▶ [The data]:

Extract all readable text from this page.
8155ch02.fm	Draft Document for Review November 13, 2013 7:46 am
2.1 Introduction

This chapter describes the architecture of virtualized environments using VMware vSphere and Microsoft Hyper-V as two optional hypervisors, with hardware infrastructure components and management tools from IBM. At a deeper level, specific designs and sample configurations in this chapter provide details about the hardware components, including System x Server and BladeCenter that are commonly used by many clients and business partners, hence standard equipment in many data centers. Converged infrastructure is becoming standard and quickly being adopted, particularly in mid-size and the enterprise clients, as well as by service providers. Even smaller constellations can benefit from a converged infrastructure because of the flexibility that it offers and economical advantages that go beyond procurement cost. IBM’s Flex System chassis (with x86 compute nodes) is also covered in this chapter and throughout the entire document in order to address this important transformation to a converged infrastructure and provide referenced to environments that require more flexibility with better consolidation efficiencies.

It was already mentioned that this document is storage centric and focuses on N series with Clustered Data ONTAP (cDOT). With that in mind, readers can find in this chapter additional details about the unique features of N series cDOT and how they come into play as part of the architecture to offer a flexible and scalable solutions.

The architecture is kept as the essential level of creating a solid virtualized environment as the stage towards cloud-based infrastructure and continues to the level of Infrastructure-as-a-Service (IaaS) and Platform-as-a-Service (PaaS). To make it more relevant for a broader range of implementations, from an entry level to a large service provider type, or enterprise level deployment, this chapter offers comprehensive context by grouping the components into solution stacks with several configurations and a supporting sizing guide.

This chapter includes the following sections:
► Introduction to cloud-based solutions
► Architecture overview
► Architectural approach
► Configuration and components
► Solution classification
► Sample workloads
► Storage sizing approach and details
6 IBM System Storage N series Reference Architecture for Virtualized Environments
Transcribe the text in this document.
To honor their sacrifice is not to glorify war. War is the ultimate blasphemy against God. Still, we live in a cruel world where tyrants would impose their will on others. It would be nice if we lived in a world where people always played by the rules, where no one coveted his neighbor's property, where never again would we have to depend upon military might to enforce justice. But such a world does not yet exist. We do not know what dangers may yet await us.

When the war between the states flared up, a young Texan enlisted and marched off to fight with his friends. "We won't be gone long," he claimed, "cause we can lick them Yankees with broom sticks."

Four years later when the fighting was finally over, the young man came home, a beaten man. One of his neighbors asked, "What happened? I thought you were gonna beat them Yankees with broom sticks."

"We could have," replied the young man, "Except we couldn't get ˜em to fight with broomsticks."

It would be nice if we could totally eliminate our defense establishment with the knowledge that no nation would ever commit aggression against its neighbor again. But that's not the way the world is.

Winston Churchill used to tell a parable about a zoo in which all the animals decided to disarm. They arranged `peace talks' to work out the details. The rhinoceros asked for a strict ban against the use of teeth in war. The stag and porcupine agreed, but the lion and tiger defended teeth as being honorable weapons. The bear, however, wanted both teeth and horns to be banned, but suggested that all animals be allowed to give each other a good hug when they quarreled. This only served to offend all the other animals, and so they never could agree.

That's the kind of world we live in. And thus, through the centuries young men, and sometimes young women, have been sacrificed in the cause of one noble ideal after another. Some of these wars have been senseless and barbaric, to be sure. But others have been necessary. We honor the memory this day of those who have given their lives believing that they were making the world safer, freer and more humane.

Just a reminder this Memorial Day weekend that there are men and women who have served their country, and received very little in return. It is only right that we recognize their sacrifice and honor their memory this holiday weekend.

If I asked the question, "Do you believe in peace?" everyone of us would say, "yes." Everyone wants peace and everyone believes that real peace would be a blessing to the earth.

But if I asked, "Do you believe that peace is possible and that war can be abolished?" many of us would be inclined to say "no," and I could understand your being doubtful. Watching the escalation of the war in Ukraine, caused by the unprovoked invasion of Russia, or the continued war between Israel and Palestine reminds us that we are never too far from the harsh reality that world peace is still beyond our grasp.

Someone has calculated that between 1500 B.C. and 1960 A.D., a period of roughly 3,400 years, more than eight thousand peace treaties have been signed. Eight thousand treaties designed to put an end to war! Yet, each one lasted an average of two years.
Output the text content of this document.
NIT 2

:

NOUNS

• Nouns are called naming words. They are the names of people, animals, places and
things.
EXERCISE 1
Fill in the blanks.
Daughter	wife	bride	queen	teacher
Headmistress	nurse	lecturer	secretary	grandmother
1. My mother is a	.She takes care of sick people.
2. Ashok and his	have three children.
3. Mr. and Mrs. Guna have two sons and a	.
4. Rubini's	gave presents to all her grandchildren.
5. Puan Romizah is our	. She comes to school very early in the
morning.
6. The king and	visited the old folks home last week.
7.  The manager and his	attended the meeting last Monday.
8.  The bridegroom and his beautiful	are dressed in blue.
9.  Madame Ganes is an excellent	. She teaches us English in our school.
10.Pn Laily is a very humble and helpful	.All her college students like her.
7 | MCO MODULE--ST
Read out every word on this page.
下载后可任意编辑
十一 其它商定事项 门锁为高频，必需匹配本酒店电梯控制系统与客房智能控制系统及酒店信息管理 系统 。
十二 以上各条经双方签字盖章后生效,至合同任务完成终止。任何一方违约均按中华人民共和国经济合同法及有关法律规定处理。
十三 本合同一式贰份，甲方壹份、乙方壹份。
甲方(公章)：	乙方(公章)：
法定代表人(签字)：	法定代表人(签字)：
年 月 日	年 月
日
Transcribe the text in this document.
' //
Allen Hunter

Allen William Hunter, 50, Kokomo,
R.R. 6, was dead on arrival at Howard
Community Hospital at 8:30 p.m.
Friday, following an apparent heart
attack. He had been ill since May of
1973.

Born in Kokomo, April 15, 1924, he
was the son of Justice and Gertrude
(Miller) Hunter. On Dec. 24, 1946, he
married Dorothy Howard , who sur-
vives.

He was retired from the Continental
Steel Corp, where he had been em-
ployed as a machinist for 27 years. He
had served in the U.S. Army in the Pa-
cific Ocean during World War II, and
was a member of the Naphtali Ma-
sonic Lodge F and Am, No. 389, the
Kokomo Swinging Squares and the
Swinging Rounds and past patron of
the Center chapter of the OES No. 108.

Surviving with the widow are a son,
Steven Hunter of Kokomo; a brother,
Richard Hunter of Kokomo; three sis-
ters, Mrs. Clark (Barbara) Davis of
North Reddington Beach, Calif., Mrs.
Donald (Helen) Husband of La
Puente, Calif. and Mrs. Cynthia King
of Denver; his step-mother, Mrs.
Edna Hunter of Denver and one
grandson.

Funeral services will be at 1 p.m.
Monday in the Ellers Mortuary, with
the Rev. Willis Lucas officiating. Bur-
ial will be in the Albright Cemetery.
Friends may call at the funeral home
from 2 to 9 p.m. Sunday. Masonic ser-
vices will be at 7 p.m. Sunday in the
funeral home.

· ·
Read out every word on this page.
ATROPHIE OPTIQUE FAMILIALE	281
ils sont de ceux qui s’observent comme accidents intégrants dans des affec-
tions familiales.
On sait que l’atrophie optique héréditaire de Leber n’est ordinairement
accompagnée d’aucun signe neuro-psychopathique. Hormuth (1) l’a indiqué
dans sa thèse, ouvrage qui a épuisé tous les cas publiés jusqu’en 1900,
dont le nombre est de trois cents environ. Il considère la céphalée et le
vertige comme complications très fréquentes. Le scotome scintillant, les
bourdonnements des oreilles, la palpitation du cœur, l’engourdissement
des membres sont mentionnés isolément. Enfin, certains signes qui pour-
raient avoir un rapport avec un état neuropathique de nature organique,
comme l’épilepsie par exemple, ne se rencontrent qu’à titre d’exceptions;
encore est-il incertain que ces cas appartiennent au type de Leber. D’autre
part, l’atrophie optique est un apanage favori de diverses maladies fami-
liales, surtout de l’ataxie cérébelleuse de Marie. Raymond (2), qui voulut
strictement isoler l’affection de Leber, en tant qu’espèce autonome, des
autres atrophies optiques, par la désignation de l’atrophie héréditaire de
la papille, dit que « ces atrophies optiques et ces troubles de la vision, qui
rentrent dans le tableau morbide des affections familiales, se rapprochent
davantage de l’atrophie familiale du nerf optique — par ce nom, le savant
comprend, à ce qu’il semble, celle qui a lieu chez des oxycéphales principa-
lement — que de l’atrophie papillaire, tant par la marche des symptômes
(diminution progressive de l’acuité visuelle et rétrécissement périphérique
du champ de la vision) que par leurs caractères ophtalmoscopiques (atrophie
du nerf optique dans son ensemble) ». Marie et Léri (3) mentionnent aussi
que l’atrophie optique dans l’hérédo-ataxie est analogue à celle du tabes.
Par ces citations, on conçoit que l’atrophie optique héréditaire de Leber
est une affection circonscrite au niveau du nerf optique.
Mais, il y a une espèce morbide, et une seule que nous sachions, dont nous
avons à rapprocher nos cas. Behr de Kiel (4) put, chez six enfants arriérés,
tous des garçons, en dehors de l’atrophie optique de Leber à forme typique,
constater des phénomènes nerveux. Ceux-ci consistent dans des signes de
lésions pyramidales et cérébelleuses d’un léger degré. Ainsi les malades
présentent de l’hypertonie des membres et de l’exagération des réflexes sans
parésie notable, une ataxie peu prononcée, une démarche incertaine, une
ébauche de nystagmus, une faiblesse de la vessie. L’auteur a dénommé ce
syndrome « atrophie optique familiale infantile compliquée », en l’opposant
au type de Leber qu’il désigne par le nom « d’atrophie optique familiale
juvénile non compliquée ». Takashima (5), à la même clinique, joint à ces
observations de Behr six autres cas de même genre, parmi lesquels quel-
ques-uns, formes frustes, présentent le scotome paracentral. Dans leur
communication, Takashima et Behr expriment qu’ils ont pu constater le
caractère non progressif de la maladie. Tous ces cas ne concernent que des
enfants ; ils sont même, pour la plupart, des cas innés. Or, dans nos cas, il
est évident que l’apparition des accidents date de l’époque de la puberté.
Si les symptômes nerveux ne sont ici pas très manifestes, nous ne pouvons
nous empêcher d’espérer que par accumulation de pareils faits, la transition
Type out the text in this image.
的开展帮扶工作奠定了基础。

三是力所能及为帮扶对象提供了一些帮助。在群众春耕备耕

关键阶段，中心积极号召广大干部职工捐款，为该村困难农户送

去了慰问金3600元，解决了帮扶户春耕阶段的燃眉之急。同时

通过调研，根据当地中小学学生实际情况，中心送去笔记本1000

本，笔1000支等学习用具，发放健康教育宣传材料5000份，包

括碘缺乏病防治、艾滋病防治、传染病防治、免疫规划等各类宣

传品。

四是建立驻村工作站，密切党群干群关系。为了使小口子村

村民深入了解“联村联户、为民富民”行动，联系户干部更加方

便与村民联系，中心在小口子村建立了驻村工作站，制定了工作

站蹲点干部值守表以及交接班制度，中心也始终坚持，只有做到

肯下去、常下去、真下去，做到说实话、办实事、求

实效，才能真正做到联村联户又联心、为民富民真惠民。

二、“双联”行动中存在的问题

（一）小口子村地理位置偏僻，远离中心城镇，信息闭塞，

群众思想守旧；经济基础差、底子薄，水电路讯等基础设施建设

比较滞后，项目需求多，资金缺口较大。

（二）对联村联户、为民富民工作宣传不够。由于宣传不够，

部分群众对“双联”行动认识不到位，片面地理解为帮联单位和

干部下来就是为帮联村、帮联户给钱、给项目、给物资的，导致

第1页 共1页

▶ [The exercise]:
Return the lines from the line containing "Type out the text in this image." to the end of the entries above, exactly as they appear and with no other output.

▶ [Response to the exercise]:
Type out the text in this image.
的开展帮扶工作奠定了基础。

三是力所能及为帮扶对象提供了一些帮助。在群众春耕备耕

关键阶段，中心积极号召广大干部职工捐款，为该村困难农户送

去了慰问金3600元，解决了帮扶户春耕阶段的燃眉之急。同时

通过调研，根据当地中小学学生实际情况，中心送去笔记本1000

本，笔1000支等学习用具，发放健康教育宣传材料5000份，包

括碘缺乏病防治、艾滋病防治、传染病防治、免疫规划等各类宣

传品。

四是建立驻村工作站，密切党群干群关系。为了使小口子村

村民深入了解“联村联户、为民富民”行动，联系户干部更加方

便与村民联系，中心在小口子村建立了驻村工作站，制定了工作

站蹲点干部值守表以及交接班制度，中心也始终坚持，只有做到

肯下去、常下去、真下去，做到说实话、办实事、求

实效，才能真正做到联村联户又联心、为民富民真惠民。

二、“双联”行动中存在的问题

（一）小口子村地理位置偏僻，远离中心城镇，信息闭塞，

群众思想守旧；经济基础差、底子薄，水电路讯等基础设施建设

比较滞后，项目需求多，资金缺口较大。

（二）对联村联户、为民富民工作宣传不够。由于宣传不够，

部分群众对“双联”行动认识不到位，片面地理解为帮联单位和

干部下来就是为帮联村、帮联户给钱、给项目、给物资的，导致

第1页 共1页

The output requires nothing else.